What you need to do:
Filter out everything except lines holding "Negroes".

* Begin Data to use *

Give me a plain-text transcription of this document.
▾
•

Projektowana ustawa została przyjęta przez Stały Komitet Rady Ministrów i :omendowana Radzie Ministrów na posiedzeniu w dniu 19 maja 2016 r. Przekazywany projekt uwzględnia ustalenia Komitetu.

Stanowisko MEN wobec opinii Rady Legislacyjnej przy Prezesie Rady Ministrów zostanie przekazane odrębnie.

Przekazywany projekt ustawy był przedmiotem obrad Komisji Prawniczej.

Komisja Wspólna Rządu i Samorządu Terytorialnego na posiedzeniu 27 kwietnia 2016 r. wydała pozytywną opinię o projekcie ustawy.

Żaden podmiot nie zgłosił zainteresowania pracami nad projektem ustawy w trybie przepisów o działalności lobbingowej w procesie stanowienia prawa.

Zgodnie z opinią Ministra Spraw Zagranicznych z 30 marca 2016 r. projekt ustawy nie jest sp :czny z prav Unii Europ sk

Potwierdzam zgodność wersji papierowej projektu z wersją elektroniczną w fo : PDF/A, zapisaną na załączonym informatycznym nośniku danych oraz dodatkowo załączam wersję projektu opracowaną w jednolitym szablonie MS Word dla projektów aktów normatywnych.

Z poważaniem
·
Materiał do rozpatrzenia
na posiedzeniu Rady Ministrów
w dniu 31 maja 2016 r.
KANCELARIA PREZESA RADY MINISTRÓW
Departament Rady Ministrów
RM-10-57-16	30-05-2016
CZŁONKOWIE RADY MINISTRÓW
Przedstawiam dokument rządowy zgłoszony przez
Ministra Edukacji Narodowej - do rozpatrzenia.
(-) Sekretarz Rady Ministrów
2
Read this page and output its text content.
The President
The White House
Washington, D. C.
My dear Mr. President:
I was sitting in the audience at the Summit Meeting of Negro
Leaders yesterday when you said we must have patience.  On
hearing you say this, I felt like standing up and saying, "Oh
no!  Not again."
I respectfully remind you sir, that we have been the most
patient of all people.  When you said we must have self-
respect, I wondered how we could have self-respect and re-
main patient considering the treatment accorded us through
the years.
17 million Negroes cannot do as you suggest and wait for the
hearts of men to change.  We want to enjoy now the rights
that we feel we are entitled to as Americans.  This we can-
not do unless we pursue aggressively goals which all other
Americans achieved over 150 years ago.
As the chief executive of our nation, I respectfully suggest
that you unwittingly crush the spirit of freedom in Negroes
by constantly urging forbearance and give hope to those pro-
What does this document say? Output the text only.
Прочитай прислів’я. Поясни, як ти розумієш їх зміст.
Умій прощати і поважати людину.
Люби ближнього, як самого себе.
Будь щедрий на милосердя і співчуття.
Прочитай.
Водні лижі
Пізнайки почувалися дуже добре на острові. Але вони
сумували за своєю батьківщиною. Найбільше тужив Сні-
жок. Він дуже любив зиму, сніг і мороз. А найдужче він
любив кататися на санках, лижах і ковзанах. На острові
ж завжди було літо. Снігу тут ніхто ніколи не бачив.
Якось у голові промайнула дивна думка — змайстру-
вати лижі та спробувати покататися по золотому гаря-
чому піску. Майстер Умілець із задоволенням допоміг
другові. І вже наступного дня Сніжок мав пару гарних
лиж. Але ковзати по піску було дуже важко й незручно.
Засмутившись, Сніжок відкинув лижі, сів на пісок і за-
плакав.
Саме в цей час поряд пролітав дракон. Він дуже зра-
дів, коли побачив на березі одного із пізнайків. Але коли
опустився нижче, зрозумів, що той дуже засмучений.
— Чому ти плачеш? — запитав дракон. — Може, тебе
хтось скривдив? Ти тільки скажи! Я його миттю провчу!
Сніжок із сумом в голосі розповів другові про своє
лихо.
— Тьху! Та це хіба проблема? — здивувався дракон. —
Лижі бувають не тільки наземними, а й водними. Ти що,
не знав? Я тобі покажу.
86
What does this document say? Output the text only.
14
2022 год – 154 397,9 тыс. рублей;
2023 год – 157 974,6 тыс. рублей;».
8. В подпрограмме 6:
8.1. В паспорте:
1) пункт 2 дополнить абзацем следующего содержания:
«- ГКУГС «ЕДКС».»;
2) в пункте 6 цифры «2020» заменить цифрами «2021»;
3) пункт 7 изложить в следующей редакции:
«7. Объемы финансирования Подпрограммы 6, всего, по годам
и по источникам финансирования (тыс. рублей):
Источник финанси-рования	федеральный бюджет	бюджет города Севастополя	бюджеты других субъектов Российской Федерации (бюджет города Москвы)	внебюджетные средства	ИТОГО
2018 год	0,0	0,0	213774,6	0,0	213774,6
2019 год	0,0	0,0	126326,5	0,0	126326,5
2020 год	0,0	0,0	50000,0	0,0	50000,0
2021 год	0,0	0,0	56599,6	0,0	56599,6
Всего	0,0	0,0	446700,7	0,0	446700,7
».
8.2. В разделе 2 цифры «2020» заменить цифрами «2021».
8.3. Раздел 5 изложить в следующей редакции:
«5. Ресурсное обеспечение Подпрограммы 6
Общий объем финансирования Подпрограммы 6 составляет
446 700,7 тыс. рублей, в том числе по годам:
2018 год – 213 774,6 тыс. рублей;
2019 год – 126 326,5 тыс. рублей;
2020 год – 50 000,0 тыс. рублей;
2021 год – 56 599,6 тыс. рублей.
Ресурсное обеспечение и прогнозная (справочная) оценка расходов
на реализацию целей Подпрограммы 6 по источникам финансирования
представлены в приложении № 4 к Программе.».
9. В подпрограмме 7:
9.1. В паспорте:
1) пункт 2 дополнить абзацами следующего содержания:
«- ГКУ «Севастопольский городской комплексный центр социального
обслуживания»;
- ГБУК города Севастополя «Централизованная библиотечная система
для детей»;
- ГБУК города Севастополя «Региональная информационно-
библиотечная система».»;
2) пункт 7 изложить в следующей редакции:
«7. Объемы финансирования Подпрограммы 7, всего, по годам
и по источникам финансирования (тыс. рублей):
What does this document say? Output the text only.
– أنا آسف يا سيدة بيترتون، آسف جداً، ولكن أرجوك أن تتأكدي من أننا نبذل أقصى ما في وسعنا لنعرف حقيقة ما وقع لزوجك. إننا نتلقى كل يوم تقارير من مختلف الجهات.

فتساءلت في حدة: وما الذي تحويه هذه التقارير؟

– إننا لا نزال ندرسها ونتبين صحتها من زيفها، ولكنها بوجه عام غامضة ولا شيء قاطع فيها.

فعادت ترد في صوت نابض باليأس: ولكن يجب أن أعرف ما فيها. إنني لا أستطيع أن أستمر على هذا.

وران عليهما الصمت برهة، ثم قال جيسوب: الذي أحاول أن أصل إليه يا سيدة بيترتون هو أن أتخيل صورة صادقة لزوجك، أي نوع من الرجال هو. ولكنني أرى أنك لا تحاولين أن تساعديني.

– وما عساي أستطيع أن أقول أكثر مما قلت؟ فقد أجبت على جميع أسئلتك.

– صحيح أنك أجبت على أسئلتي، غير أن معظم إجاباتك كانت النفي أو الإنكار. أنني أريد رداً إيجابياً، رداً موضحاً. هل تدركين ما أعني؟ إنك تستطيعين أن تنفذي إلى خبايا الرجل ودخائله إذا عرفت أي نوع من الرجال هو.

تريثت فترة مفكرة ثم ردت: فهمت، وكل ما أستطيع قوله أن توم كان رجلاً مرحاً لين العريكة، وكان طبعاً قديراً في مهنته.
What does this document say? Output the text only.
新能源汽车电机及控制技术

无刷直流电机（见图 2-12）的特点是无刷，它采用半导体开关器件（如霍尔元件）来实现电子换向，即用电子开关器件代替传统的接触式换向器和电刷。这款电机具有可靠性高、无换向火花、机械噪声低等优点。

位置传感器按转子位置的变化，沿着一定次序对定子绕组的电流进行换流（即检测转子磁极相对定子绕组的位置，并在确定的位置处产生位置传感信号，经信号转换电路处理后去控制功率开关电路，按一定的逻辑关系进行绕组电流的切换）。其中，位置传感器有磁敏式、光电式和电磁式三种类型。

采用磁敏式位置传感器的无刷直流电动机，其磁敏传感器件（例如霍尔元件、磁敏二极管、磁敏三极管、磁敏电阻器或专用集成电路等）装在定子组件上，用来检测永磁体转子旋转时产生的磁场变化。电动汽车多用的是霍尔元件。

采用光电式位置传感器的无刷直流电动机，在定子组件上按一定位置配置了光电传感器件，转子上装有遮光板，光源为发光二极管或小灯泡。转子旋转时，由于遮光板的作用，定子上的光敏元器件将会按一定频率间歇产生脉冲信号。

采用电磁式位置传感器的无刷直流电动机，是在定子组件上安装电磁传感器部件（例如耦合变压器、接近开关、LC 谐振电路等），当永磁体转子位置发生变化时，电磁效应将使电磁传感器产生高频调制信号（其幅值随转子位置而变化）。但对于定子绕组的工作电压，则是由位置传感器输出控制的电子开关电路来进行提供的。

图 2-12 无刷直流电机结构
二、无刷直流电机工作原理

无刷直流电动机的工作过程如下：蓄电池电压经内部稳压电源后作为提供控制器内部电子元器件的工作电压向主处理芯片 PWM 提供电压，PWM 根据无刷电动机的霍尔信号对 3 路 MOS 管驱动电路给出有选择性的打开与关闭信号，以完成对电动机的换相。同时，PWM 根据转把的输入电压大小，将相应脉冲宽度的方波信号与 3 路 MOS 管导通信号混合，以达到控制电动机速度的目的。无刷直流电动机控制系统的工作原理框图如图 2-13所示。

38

* End Data to use *

The response:
17 million Negroes cannot do as you suggest and wait for the
that you unwittingly crush the spirit of freedom in Negroes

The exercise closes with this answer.